### Task description:
Reproduce the data in its entirety, exactly as supplied.

---

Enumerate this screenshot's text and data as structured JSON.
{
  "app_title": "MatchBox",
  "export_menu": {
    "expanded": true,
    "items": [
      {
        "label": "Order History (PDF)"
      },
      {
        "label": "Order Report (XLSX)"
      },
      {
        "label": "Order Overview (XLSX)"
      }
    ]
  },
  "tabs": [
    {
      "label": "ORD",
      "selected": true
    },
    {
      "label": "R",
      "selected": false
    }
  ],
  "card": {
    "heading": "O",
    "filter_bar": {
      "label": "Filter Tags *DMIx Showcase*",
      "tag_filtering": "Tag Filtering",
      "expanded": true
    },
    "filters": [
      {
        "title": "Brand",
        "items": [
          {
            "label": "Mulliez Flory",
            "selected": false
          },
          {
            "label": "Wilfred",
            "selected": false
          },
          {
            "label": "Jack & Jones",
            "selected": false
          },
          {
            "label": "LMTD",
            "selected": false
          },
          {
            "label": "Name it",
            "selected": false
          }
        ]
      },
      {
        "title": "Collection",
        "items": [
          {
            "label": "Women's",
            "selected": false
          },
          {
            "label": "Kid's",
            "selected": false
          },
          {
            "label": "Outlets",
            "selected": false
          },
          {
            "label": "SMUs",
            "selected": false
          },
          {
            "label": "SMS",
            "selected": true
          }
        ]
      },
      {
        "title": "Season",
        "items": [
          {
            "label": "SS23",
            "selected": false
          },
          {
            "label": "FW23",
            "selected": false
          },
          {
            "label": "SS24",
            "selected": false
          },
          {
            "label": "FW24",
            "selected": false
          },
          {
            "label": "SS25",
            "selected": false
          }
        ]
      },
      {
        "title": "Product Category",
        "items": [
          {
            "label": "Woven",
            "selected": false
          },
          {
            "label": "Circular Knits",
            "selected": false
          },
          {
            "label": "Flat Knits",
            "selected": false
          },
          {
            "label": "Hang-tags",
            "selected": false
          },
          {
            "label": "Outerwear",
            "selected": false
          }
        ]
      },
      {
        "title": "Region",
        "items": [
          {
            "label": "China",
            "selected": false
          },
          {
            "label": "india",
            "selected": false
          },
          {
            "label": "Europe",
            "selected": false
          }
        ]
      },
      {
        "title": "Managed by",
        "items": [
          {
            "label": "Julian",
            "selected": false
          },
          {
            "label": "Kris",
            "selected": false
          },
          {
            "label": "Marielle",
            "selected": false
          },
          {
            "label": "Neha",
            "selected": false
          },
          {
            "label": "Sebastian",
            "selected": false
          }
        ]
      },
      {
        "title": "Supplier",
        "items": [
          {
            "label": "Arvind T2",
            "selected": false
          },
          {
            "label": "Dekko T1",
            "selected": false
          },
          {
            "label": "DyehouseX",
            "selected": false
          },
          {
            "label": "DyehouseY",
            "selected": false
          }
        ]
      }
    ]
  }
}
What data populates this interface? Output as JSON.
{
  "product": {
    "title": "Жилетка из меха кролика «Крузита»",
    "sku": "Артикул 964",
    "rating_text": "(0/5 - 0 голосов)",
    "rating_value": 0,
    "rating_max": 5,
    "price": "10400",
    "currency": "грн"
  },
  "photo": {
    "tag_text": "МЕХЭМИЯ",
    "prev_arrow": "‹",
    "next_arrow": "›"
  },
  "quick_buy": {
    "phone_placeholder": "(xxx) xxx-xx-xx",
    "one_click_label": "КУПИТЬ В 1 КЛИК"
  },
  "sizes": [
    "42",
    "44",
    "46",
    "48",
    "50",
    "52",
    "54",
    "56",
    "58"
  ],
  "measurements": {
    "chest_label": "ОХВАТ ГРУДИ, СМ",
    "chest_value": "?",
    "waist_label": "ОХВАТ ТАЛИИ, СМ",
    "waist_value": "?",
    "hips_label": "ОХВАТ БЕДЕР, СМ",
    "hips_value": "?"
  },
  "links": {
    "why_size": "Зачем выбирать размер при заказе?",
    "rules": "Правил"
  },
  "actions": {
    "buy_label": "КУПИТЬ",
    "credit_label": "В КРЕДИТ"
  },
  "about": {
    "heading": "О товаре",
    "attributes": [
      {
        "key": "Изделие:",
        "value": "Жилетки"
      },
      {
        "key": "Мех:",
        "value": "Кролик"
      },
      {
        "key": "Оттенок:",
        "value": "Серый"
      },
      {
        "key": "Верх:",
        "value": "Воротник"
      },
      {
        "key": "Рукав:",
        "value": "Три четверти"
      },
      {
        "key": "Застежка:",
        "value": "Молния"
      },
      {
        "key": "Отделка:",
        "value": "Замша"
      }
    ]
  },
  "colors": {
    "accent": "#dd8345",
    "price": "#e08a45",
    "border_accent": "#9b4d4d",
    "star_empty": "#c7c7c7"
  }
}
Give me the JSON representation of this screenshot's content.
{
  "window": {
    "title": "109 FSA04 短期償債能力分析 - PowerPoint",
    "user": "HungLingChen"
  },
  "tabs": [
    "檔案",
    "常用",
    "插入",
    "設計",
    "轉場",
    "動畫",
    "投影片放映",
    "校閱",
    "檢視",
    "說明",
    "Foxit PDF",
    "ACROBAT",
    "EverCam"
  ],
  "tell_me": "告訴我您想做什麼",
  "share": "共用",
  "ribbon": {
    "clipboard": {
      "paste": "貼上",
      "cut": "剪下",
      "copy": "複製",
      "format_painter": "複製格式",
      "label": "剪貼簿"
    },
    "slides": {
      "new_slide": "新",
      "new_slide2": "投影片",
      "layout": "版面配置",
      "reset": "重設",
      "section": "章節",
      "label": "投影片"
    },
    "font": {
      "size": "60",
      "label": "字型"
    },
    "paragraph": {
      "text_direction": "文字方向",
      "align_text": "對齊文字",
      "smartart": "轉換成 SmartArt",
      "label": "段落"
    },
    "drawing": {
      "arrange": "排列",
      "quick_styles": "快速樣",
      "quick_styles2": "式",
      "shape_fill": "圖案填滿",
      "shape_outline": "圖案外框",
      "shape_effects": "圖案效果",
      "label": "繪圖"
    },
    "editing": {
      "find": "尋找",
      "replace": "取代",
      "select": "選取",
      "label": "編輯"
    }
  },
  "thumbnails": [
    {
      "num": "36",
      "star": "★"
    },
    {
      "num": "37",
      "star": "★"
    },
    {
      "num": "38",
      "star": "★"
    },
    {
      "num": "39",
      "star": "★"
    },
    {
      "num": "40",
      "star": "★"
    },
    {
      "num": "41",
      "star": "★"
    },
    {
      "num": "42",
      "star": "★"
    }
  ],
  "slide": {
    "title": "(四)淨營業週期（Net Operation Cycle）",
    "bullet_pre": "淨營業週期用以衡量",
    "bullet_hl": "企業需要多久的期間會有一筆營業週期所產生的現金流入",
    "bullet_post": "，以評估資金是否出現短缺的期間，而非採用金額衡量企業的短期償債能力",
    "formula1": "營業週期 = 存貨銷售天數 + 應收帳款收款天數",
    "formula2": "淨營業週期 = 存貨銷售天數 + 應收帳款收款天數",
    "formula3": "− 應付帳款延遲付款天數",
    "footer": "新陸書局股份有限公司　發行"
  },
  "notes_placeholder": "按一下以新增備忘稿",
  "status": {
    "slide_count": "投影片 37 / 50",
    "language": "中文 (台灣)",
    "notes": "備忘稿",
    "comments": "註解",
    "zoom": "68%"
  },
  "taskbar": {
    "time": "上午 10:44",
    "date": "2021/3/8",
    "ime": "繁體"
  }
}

---

### Response to this exercise:
Enumerate this screenshot's text and data as structured JSON.
{
  "app_title": "MatchBox",
  "export_menu": {
    "expanded": true,
    "items": [
      {
        "label": "Order History (PDF)"
      },
      {
        "label": "Order Report (XLSX)"
      },
      {
        "label": "Order Overview (XLSX)"
      }
    ]
  },
  "tabs": [
    {
      "label": "ORD",
      "selected": true
    },
    {
      "label": "R",
      "selected": false
    }
  ],
  "card": {
    "heading": "O",
    "filter_bar": {
      "label": "Filter Tags *DMIx Showcase*",
      "tag_filtering": "Tag Filtering",
      "expanded": true
    },
    "filters": [
      {
        "title": "Brand",
        "items": [
          {
            "label": "Mulliez Flory",
            "selected": false
          },
          {
            "label": "Wilfred",
            "selected": false
          },
          {
            "label": "Jack & Jones",
            "selected": false
          },
          {
            "label": "LMTD",
            "selected": false
          },
          {
            "label": "Name it",
            "selected": false
          }
        ]
      },
      {
        "title": "Collection",
        "items": [
          {
            "label": "Women's",
            "selected": false
          },
          {
            "label": "Kid's",
            "selected": false
          },
          {
            "label": "Outlets",
            "selected": false
          },
          {
            "label": "SMUs",
            "selected": false
          },
          {
            "label": "SMS",
            "selected": true
          }
        ]
      },
      {
        "title": "Season",
        "items": [
          {
            "label": "SS23",
            "selected": false
          },
          {
            "label": "FW23",
            "selected": false
          },
          {
            "label": "SS24",
            "selected": false
          },
          {
            "label": "FW24",
            "selected": false
          },
          {
            "label": "SS25",
            "selected": false
          }
        ]
      },
      {
        "title": "Product Category",
        "items": [
          {
            "label": "Woven",
            "selected": false
          },
          {
            "label": "Circular Knits",
            "selected": false
          },
          {
            "label": "Flat Knits",
            "selected": false
          },
          {
            "label": "Hang-tags",
            "selected": false
          },
          {
            "label": "Outerwear",
            "selected": false
          }
        ]
      },
      {
        "title": "Region",
        "items": [
          {
            "label": "China",
            "selected": false
          },
          {
            "label": "india",
            "selected": false
          },
          {
            "label": "Europe",
            "selected": false
          }
        ]
      },
      {
        "title": "Managed by",
        "items": [
          {
            "label": "Julian",
            "selected": false
          },
          {
            "label": "Kris",
            "selected": false
          },
          {
            "label": "Marielle",
            "selected": false
          },
          {
            "label": "Neha",
            "selected": false
          },
          {
            "label": "Sebastian",
            "selected": false
          }
        ]
      },
      {
        "title": "Supplier",
        "items": [
          {
            "label": "Arvind T2",
            "selected": false
          },
          {
            "label": "Dekko T1",
            "selected": false
          },
          {
            "label": "DyehouseX",
            "selected": false
          },
          {
            "label": "DyehouseY",
            "selected": false
          }
        ]
      }
    ]
  }
}
What data populates this interface? Output as JSON.
{
  "product": {
    "title": "Жилетка из меха кролика «Крузита»",
    "sku": "Артикул 964",
    "rating_text": "(0/5 - 0 голосов)",
    "rating_value": 0,
    "rating_max": 5,
    "price": "10400",
    "currency": "грн"
  },
  "photo": {
    "tag_text": "МЕХЭМИЯ",
    "prev_arrow": "‹",
    "next_arrow": "›"
  },
  "quick_buy": {
    "phone_placeholder": "(xxx) xxx-xx-xx",
    "one_click_label": "КУПИТЬ В 1 КЛИК"
  },
  "sizes": [
    "42",
    "44",
    "46",
    "48",
    "50",
    "52",
    "54",
    "56",
    "58"
  ],
  "measurements": {
    "chest_label": "ОХВАТ ГРУДИ, СМ",
    "chest_value": "?",
    "waist_label": "ОХВАТ ТАЛИИ, СМ",
    "waist_value": "?",
    "hips_label": "ОХВАТ БЕДЕР, СМ",
    "hips_value": "?"
  },
  "links": {
    "why_size": "Зачем выбирать размер при заказе?",
    "rules": "Правил"
  },
  "actions": {
    "buy_label": "КУПИТЬ",
    "credit_label": "В КРЕДИТ"
  },
  "about": {
    "heading": "О товаре",
    "attributes": [
      {
        "key": "Изделие:",
        "value": "Жилетки"
      },
      {
        "key": "Мех:",
        "value": "Кролик"
      },
      {
        "key": "Оттенок:",
        "value": "Серый"
      },
      {
        "key": "Верх:",
        "value": "Воротник"
      },
      {
        "key": "Рукав:",
        "value": "Три четверти"
      },
      {
        "key": "Застежка:",
        "value": "Молния"
      },
      {
        "key": "Отделка:",
        "value": "Замша"
      }
    ]
  },
  "colors": {
    "accent": "#dd8345",
    "price": "#e08a45",
    "border_accent": "#9b4d4d",
    "star_empty": "#c7c7c7"
  }
}
Give me the JSON representation of this screenshot's content.
{
  "window": {
    "title": "109 FSA04 短期償債能力分析 - PowerPoint",
    "user": "HungLingChen"
  },
  "tabs": [
    "檔案",
    "常用",
    "插入",
    "設計",
    "轉場",
    "動畫",
    "投影片放映",
    "校閱",
    "檢視",
    "說明",
    "Foxit PDF",
    "ACROBAT",
    "EverCam"
  ],
  "tell_me": "告訴我您想做什麼",
  "share": "共用",
  "ribbon": {
    "clipboard": {
      "paste": "貼上",
      "cut": "剪下",
      "copy": "複製",
      "format_painter": "複製格式",
      "label": "剪貼簿"
    },
    "slides": {
      "new_slide": "新",
      "new_slide2": "投影片",
      "layout": "版面配置",
      "reset": "重設",
      "section": "章節",
      "label": "投影片"
    },
    "font": {
      "size": "60",
      "label": "字型"
    },
    "paragraph": {
      "text_direction": "文字方向",
      "align_text": "對齊文字",
      "smartart": "轉換成 SmartArt",
      "label": "段落"
    },
    "drawing": {
      "arrange": "排列",
      "quick_styles": "快速樣",
      "quick_styles2": "式",
      "shape_fill": "圖案填滿",
      "shape_outline": "圖案外框",
      "shape_effects": "圖案效果",
      "label": "繪圖"
    },
    "editing": {
      "find": "尋找",
      "replace": "取代",
      "select": "選取",
      "label": "編輯"
    }
  },
  "thumbnails": [
    {
      "num": "36",
      "star": "★"
    },
    {
      "num": "37",
      "star": "★"
    },
    {
      "num": "38",
      "star": "★"
    },
    {
      "num": "39",
      "star": "★"
    },
    {
      "num": "40",
      "star": "★"
    },
    {
      "num": "41",
      "star": "★"
    },
    {
      "num": "42",
      "star": "★"
    }
  ],
  "slide": {
    "title": "(四)淨營業週期（Net Operation Cycle）",
    "bullet_pre": "淨營業週期用以衡量",
    "bullet_hl": "企業需要多久的期間會有一筆營業週期所產生的現金流入",
    "bullet_post": "，以評估資金是否出現短缺的期間，而非採用金額衡量企業的短期償債能力",
    "formula1": "營業週期 = 存貨銷售天數 + 應收帳款收款天數",
    "formula2": "淨營業週期 = 存貨銷售天數 + 應收帳款收款天數",
    "formula3": "− 應付帳款延遲付款天數",
    "footer": "新陸書局股份有限公司　發行"
  },
  "notes_placeholder": "按一下以新增備忘稿",
  "status": {
    "slide_count": "投影片 37 / 50",
    "language": "中文 (台灣)",
    "notes": "備忘稿",
    "comments": "註解",
    "zoom": "68%"
  },
  "taskbar": {
    "time": "上午 10:44",
    "date": "2021/3/8",
    "ime": "繁體"
  }
}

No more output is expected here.